# start of DATA RECORDS

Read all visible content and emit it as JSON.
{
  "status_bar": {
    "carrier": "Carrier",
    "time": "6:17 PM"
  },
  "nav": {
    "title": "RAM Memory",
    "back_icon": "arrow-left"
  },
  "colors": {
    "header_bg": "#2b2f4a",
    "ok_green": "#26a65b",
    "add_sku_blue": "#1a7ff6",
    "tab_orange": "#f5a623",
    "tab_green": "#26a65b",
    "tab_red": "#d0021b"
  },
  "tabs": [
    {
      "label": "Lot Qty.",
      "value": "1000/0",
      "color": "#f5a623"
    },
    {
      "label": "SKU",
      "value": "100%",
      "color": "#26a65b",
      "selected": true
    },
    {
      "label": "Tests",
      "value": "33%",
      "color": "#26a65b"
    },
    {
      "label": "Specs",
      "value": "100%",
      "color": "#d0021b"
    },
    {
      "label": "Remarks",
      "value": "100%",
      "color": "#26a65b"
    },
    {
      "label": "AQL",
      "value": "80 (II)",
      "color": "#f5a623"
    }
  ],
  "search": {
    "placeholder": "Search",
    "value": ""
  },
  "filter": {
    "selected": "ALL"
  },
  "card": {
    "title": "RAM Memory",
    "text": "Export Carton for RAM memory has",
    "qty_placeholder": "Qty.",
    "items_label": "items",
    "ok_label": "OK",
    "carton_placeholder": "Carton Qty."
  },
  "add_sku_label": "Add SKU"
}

# end of DATA RECORDS

■ STATED EXERCISE:
Pick out the lines that include the word "value" and write them out.

■ EXPECTED ANSWER:
      "value": "1000/0",
      "value": "100%",
      "value": "33%",
      "value": "100%",
      "value": "100%",
      "value": "80 (II)",
    "value": ""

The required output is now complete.